[Items from a dataset]
-- START --

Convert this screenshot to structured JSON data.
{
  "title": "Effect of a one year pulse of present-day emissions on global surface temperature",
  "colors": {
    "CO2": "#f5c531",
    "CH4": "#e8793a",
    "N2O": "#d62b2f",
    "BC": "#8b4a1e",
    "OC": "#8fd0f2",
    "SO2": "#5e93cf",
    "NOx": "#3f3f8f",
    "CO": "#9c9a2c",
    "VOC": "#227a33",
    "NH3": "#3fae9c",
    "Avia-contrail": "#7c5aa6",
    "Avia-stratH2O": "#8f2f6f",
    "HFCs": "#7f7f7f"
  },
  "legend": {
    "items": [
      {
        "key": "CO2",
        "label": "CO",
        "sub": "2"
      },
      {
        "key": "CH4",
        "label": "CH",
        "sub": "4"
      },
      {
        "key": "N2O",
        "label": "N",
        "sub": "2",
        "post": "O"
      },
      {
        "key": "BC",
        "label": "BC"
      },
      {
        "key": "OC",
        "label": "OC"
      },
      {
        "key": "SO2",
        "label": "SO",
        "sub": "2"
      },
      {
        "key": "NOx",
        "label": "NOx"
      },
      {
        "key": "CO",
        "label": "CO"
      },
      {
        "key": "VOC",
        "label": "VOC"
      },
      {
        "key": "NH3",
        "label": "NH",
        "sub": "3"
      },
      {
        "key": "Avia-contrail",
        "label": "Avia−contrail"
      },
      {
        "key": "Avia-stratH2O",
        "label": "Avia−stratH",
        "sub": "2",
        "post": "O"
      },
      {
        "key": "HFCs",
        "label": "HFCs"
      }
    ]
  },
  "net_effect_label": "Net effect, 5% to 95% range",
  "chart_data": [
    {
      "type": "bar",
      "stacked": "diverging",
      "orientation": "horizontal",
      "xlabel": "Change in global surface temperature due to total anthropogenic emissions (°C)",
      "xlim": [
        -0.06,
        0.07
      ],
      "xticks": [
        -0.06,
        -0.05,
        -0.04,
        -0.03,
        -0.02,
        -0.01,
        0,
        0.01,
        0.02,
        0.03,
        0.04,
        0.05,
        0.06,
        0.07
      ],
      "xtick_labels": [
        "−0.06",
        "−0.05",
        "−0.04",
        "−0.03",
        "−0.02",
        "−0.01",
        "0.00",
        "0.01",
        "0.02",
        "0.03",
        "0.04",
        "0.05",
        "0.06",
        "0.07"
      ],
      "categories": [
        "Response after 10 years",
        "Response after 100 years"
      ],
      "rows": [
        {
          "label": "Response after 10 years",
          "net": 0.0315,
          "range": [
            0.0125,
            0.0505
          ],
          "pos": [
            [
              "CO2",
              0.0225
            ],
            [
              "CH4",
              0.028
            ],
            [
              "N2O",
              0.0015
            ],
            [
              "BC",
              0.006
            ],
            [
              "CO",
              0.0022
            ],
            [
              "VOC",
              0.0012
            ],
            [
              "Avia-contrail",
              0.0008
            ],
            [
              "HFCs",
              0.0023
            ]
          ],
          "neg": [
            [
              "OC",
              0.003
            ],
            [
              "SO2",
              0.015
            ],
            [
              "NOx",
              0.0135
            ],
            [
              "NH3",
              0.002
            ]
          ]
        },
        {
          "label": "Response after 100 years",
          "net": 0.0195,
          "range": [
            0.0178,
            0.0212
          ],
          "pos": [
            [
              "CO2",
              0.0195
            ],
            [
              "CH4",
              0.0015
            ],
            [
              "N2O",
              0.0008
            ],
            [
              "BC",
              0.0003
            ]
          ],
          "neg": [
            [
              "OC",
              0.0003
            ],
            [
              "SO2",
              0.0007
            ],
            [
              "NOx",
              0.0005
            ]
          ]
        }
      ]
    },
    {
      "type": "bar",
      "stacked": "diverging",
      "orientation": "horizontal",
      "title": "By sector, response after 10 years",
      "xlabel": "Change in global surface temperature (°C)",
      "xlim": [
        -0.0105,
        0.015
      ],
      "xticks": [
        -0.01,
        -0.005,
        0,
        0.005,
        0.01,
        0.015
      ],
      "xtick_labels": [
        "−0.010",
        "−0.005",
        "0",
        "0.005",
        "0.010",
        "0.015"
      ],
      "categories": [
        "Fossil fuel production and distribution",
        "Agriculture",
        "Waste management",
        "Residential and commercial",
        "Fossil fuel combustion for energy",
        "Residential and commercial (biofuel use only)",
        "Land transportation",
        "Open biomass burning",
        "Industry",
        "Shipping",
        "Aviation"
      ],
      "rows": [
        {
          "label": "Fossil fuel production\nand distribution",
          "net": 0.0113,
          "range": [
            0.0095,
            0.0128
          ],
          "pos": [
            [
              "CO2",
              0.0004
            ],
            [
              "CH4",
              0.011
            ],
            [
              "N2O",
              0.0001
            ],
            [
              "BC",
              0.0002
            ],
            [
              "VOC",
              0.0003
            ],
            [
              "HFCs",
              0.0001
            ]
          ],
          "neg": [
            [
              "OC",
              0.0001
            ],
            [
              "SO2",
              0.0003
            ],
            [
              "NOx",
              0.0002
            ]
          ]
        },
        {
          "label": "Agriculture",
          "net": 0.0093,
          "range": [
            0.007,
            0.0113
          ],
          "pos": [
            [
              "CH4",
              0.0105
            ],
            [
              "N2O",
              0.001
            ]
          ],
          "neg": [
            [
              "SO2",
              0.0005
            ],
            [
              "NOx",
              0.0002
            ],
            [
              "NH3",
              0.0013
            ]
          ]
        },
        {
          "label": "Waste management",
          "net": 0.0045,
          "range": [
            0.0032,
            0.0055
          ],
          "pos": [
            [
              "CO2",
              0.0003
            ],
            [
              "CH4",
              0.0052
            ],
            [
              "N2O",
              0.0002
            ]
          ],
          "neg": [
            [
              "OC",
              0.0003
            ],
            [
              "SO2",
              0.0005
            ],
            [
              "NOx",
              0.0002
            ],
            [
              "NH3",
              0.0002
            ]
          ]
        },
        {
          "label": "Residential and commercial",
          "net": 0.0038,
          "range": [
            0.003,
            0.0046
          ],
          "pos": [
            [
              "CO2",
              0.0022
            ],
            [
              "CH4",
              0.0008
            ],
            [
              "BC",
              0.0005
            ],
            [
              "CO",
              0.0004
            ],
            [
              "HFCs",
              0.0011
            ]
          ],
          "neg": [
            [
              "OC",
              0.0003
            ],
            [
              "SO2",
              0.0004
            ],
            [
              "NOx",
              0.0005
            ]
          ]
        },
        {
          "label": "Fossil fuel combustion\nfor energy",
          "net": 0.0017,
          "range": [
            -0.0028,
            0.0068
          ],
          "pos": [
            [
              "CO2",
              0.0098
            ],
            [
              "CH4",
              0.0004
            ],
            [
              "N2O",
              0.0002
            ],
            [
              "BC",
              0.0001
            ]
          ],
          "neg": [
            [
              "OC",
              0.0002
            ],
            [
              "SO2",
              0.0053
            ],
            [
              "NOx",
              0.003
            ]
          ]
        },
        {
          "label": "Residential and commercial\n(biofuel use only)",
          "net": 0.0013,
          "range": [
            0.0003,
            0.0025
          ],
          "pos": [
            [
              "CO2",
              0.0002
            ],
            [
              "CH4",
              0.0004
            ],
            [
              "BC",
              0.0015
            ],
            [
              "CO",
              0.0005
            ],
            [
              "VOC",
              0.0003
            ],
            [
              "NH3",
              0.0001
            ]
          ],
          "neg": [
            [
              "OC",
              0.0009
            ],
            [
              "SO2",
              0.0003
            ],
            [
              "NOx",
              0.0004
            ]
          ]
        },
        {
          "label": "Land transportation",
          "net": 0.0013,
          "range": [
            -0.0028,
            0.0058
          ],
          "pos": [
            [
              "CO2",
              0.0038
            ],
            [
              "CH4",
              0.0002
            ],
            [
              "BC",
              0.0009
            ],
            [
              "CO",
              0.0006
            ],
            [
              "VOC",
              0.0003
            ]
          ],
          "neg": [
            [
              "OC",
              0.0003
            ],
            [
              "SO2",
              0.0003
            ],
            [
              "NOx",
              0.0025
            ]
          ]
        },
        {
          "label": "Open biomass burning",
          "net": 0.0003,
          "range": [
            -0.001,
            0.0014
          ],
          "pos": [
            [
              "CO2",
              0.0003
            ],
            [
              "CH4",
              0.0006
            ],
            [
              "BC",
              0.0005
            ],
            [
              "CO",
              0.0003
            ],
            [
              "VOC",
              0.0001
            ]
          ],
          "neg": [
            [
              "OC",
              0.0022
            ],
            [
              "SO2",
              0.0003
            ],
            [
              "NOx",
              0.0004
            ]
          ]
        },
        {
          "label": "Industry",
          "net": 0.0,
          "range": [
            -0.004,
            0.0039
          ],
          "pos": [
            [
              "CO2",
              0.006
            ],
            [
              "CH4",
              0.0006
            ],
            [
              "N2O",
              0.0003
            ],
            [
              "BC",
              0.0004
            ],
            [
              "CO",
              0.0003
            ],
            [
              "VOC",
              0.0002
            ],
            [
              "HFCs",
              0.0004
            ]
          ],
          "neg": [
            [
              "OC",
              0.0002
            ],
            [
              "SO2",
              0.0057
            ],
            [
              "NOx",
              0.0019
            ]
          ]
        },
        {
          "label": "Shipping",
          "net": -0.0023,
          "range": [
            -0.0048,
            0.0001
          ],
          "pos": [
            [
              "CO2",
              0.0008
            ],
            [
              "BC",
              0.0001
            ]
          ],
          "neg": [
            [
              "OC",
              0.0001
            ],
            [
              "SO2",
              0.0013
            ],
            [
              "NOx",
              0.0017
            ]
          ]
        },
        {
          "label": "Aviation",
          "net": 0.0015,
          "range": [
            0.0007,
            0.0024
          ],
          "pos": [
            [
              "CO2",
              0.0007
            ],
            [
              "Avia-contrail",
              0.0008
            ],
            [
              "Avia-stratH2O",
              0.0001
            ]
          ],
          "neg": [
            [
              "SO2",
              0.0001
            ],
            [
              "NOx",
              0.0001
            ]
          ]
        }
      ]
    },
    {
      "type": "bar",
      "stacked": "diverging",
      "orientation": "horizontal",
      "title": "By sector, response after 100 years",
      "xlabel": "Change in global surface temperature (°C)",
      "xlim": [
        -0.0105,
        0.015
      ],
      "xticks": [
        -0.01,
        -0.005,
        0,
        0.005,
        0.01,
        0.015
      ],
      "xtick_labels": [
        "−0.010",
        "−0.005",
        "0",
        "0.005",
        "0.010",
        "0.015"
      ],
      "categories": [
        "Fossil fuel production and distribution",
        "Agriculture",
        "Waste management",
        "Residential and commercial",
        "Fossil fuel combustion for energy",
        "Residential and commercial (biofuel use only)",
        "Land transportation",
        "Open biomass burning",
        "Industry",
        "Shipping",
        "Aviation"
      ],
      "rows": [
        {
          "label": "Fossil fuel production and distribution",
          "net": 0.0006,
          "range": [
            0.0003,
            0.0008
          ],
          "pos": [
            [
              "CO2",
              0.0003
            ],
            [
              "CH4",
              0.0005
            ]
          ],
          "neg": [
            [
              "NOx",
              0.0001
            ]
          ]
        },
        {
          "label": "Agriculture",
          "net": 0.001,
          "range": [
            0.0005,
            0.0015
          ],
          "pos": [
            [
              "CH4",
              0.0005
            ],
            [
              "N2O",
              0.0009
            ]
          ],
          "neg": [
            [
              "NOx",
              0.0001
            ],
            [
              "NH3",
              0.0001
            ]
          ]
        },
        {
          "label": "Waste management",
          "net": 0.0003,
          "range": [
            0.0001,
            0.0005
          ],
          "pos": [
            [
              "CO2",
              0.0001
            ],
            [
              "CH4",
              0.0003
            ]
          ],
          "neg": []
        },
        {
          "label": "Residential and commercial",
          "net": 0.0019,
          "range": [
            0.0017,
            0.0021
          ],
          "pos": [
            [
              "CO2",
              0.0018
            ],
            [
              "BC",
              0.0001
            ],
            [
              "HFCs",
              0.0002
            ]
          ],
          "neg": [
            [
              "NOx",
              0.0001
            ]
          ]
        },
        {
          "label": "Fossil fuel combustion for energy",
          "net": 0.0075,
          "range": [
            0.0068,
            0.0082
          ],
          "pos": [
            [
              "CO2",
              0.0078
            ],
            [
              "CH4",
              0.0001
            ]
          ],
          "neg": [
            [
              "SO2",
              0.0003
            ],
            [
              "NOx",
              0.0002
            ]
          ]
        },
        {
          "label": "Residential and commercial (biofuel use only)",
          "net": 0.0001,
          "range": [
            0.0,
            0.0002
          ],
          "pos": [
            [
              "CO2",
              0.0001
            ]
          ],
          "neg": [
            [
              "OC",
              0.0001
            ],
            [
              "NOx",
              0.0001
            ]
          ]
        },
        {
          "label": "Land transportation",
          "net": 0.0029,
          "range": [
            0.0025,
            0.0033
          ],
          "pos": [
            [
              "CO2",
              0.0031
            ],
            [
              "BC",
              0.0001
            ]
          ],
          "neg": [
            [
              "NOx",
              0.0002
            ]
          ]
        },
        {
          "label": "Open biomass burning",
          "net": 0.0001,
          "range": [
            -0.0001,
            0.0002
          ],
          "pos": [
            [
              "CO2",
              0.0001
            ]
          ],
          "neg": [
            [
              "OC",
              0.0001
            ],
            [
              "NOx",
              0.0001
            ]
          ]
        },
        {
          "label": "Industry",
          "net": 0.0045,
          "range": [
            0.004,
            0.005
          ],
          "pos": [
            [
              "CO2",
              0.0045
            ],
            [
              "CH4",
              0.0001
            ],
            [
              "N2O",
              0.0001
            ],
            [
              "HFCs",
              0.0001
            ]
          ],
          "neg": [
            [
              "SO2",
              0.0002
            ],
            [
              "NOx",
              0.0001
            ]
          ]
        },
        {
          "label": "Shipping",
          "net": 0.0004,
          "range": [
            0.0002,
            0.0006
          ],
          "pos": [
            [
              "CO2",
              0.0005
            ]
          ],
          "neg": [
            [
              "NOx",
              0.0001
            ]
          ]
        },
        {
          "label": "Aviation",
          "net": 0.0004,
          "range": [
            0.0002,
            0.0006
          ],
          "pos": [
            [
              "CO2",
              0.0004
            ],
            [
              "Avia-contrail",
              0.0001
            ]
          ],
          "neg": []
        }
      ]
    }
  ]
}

-- END --

**EXERCISE BRIEF**
Leave out every line without the string "energy" and copy the rest.

**ANSWER TO THIS TASK**
        "Fossil fuel combustion for energy",
          "label": "Fossil fuel combustion\nfor energy",
        "Fossil fuel combustion for energy",
          "label": "Fossil fuel combustion for energy",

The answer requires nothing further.